● Aim:
Return every entry exactly.

— Start —

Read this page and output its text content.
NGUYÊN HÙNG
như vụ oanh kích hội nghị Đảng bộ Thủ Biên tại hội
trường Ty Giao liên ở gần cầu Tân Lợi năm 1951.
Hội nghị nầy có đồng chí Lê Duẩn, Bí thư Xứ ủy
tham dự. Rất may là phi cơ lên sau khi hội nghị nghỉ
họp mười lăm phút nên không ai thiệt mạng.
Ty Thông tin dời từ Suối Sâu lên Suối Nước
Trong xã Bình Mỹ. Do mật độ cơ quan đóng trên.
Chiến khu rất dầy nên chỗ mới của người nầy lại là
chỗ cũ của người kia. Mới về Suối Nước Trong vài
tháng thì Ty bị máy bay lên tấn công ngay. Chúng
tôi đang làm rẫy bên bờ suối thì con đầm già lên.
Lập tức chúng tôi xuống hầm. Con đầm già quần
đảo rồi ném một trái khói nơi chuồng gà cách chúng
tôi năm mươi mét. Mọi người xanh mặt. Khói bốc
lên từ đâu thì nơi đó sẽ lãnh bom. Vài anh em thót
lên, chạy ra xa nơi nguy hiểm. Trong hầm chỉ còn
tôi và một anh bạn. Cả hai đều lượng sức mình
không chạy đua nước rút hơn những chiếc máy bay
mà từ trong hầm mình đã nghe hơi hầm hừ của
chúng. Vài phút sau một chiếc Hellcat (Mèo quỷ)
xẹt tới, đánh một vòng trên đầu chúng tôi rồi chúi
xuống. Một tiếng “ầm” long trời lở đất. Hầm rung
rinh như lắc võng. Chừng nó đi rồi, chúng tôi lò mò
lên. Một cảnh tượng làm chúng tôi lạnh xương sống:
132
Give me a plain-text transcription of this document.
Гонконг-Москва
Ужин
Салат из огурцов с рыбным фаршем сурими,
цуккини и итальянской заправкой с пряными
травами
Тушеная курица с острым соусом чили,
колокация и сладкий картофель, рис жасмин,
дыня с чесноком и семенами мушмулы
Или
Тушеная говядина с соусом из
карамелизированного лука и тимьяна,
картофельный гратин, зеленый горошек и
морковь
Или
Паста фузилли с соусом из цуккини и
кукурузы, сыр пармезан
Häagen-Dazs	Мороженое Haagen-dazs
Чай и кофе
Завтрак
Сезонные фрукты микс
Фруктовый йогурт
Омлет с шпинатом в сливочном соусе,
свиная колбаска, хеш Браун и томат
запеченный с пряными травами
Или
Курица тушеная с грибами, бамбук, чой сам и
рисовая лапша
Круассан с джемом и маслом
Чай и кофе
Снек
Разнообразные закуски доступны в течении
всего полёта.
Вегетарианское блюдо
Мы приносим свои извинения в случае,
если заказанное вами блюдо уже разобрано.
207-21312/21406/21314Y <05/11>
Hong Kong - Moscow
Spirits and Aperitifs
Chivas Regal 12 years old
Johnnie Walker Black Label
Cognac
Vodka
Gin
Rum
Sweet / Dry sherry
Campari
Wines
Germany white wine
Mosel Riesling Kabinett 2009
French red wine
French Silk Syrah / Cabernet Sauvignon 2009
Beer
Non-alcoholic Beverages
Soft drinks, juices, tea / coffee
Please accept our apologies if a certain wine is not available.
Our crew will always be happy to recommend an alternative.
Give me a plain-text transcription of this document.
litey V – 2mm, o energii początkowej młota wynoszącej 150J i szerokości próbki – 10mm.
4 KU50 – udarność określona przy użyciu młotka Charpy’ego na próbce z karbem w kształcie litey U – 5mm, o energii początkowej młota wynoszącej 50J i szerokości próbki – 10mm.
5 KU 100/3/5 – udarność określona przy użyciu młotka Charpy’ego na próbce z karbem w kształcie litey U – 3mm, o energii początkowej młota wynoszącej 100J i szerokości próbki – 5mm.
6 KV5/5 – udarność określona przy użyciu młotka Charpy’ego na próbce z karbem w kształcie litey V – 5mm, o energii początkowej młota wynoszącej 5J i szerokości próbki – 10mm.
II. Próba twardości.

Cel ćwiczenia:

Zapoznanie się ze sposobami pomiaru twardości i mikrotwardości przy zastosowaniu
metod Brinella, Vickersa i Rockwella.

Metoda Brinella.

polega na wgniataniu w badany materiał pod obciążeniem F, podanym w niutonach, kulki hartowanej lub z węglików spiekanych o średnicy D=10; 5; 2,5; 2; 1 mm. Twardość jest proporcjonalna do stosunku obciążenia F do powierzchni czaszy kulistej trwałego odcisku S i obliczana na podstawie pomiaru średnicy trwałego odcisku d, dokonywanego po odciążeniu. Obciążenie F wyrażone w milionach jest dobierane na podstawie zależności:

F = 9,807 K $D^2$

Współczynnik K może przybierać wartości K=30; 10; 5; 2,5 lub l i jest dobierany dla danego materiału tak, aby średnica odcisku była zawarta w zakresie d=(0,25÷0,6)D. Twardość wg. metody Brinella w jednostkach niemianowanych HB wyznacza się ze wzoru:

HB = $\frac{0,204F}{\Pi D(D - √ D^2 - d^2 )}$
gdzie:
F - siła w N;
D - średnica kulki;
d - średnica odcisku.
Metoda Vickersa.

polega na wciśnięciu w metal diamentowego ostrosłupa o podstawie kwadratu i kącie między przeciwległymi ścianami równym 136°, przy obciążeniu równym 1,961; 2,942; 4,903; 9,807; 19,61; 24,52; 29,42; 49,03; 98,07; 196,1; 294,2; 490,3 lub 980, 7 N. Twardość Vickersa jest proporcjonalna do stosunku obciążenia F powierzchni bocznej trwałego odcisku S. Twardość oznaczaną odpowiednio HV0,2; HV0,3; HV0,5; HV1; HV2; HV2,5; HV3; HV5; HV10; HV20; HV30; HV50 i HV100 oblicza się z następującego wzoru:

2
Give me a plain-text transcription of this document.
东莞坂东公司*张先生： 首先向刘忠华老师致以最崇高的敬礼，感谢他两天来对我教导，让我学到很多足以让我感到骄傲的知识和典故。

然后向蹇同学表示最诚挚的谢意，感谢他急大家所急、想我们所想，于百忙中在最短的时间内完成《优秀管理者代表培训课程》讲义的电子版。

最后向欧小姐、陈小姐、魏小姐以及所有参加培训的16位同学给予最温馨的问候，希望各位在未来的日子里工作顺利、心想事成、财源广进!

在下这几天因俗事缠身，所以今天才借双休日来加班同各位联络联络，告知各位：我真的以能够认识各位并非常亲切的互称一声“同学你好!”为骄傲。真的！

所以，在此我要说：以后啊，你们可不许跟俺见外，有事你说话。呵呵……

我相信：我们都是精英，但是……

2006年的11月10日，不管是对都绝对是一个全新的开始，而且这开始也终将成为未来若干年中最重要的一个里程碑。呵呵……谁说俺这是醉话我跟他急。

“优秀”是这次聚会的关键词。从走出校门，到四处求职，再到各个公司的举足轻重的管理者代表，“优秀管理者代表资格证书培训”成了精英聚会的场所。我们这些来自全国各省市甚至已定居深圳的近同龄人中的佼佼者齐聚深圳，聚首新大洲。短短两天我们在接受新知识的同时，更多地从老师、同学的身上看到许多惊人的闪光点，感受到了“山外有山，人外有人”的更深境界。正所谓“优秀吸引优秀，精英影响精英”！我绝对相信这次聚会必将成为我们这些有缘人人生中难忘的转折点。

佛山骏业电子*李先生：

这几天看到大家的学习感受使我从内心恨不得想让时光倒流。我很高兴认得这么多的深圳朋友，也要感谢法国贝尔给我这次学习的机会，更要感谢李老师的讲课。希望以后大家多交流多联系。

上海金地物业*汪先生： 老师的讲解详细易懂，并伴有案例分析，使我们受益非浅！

— End —

● Exercise output:
Read this page and output its text content.
NGUYÊN HÙNG
như vụ oanh kích hội nghị Đảng bộ Thủ Biên tại hội
trường Ty Giao liên ở gần cầu Tân Lợi năm 1951.
Hội nghị nầy có đồng chí Lê Duẩn, Bí thư Xứ ủy
tham dự. Rất may là phi cơ lên sau khi hội nghị nghỉ
họp mười lăm phút nên không ai thiệt mạng.
Ty Thông tin dời từ Suối Sâu lên Suối Nước
Trong xã Bình Mỹ. Do mật độ cơ quan đóng trên.
Chiến khu rất dầy nên chỗ mới của người nầy lại là
chỗ cũ của người kia. Mới về Suối Nước Trong vài
tháng thì Ty bị máy bay lên tấn công ngay. Chúng
tôi đang làm rẫy bên bờ suối thì con đầm già lên.
Lập tức chúng tôi xuống hầm. Con đầm già quần
đảo rồi ném một trái khói nơi chuồng gà cách chúng
tôi năm mươi mét. Mọi người xanh mặt. Khói bốc
lên từ đâu thì nơi đó sẽ lãnh bom. Vài anh em thót
lên, chạy ra xa nơi nguy hiểm. Trong hầm chỉ còn
tôi và một anh bạn. Cả hai đều lượng sức mình
không chạy đua nước rút hơn những chiếc máy bay
mà từ trong hầm mình đã nghe hơi hầm hừ của
chúng. Vài phút sau một chiếc Hellcat (Mèo quỷ)
xẹt tới, đánh một vòng trên đầu chúng tôi rồi chúi
xuống. Một tiếng “ầm” long trời lở đất. Hầm rung
rinh như lắc võng. Chừng nó đi rồi, chúng tôi lò mò
lên. Một cảnh tượng làm chúng tôi lạnh xương sống:
132
Give me a plain-text transcription of this document.
Гонконг-Москва
Ужин
Салат из огурцов с рыбным фаршем сурими,
цуккини и итальянской заправкой с пряными
травами
Тушеная курица с острым соусом чили,
колокация и сладкий картофель, рис жасмин,
дыня с чесноком и семенами мушмулы
Или
Тушеная говядина с соусом из
карамелизированного лука и тимьяна,
картофельный гратин, зеленый горошек и
морковь
Или
Паста фузилли с соусом из цуккини и
кукурузы, сыр пармезан
Häagen-Dazs	Мороженое Haagen-dazs
Чай и кофе
Завтрак
Сезонные фрукты микс
Фруктовый йогурт
Омлет с шпинатом в сливочном соусе,
свиная колбаска, хеш Браун и томат
запеченный с пряными травами
Или
Курица тушеная с грибами, бамбук, чой сам и
рисовая лапша
Круассан с джемом и маслом
Чай и кофе
Снек
Разнообразные закуски доступны в течении
всего полёта.
Вегетарианское блюдо
Мы приносим свои извинения в случае,
если заказанное вами блюдо уже разобрано.
207-21312/21406/21314Y <05/11>
Hong Kong - Moscow
Spirits and Aperitifs
Chivas Regal 12 years old
Johnnie Walker Black Label
Cognac
Vodka
Gin
Rum
Sweet / Dry sherry
Campari
Wines
Germany white wine
Mosel Riesling Kabinett 2009
French red wine
French Silk Syrah / Cabernet Sauvignon 2009
Beer
Non-alcoholic Beverages
Soft drinks, juices, tea / coffee
Please accept our apologies if a certain wine is not available.
Our crew will always be happy to recommend an alternative.
Give me a plain-text transcription of this document.
litey V – 2mm, o energii początkowej młota wynoszącej 150J i szerokości próbki – 10mm.
4 KU50 – udarność określona przy użyciu młotka Charpy’ego na próbce z karbem w kształcie litey U – 5mm, o energii początkowej młota wynoszącej 50J i szerokości próbki – 10mm.
5 KU 100/3/5 – udarność określona przy użyciu młotka Charpy’ego na próbce z karbem w kształcie litey U – 3mm, o energii początkowej młota wynoszącej 100J i szerokości próbki – 5mm.
6 KV5/5 – udarność określona przy użyciu młotka Charpy’ego na próbce z karbem w kształcie litey V – 5mm, o energii początkowej młota wynoszącej 5J i szerokości próbki – 10mm.
II. Próba twardości.

Cel ćwiczenia:

Zapoznanie się ze sposobami pomiaru twardości i mikrotwardości przy zastosowaniu
metod Brinella, Vickersa i Rockwella.

Metoda Brinella.

polega na wgniataniu w badany materiał pod obciążeniem F, podanym w niutonach, kulki hartowanej lub z węglików spiekanych o średnicy D=10; 5; 2,5; 2; 1 mm. Twardość jest proporcjonalna do stosunku obciążenia F do powierzchni czaszy kulistej trwałego odcisku S i obliczana na podstawie pomiaru średnicy trwałego odcisku d, dokonywanego po odciążeniu. Obciążenie F wyrażone w milionach jest dobierane na podstawie zależności:

F = 9,807 K $D^2$

Współczynnik K może przybierać wartości K=30; 10; 5; 2,5 lub l i jest dobierany dla danego materiału tak, aby średnica odcisku była zawarta w zakresie d=(0,25÷0,6)D. Twardość wg. metody Brinella w jednostkach niemianowanych HB wyznacza się ze wzoru:

HB = $\frac{0,204F}{\Pi D(D - √ D^2 - d^2 )}$
gdzie:
F - siła w N;
D - średnica kulki;
d - średnica odcisku.
Metoda Vickersa.

polega na wciśnięciu w metal diamentowego ostrosłupa o podstawie kwadratu i kącie między przeciwległymi ścianami równym 136°, przy obciążeniu równym 1,961; 2,942; 4,903; 9,807; 19,61; 24,52; 29,42; 49,03; 98,07; 196,1; 294,2; 490,3 lub 980, 7 N. Twardość Vickersa jest proporcjonalna do stosunku obciążenia F powierzchni bocznej trwałego odcisku S. Twardość oznaczaną odpowiednio HV0,2; HV0,3; HV0,5; HV1; HV2; HV2,5; HV3; HV5; HV10; HV20; HV30; HV50 i HV100 oblicza się z następującego wzoru:

2
Give me a plain-text transcription of this document.
东莞坂东公司*张先生： 首先向刘忠华老师致以最崇高的敬礼，感谢他两天来对我教导，让我学到很多足以让我感到骄傲的知识和典故。

然后向蹇同学表示最诚挚的谢意，感谢他急大家所急、想我们所想，于百忙中在最短的时间内完成《优秀管理者代表培训课程》讲义的电子版。

最后向欧小姐、陈小姐、魏小姐以及所有参加培训的16位同学给予最温馨的问候，希望各位在未来的日子里工作顺利、心想事成、财源广进!

在下这几天因俗事缠身，所以今天才借双休日来加班同各位联络联络，告知各位：我真的以能够认识各位并非常亲切的互称一声“同学你好!”为骄傲。真的！

所以，在此我要说：以后啊，你们可不许跟俺见外，有事你说话。呵呵……

我相信：我们都是精英，但是……

2006年的11月10日，不管是对都绝对是一个全新的开始，而且这开始也终将成为未来若干年中最重要的一个里程碑。呵呵……谁说俺这是醉话我跟他急。

“优秀”是这次聚会的关键词。从走出校门，到四处求职，再到各个公司的举足轻重的管理者代表，“优秀管理者代表资格证书培训”成了精英聚会的场所。我们这些来自全国各省市甚至已定居深圳的近同龄人中的佼佼者齐聚深圳，聚首新大洲。短短两天我们在接受新知识的同时，更多地从老师、同学的身上看到许多惊人的闪光点，感受到了“山外有山，人外有人”的更深境界。正所谓“优秀吸引优秀，精英影响精英”！我绝对相信这次聚会必将成为我们这些有缘人人生中难忘的转折点。

佛山骏业电子*李先生：

这几天看到大家的学习感受使我从内心恨不得想让时光倒流。我很高兴认得这么多的深圳朋友，也要感谢法国贝尔给我这次学习的机会，更要感谢李老师的讲课。希望以后大家多交流多联系。

上海金地物业*汪先生： 老师的讲解详细易懂，并伴有案例分析，使我们受益非浅！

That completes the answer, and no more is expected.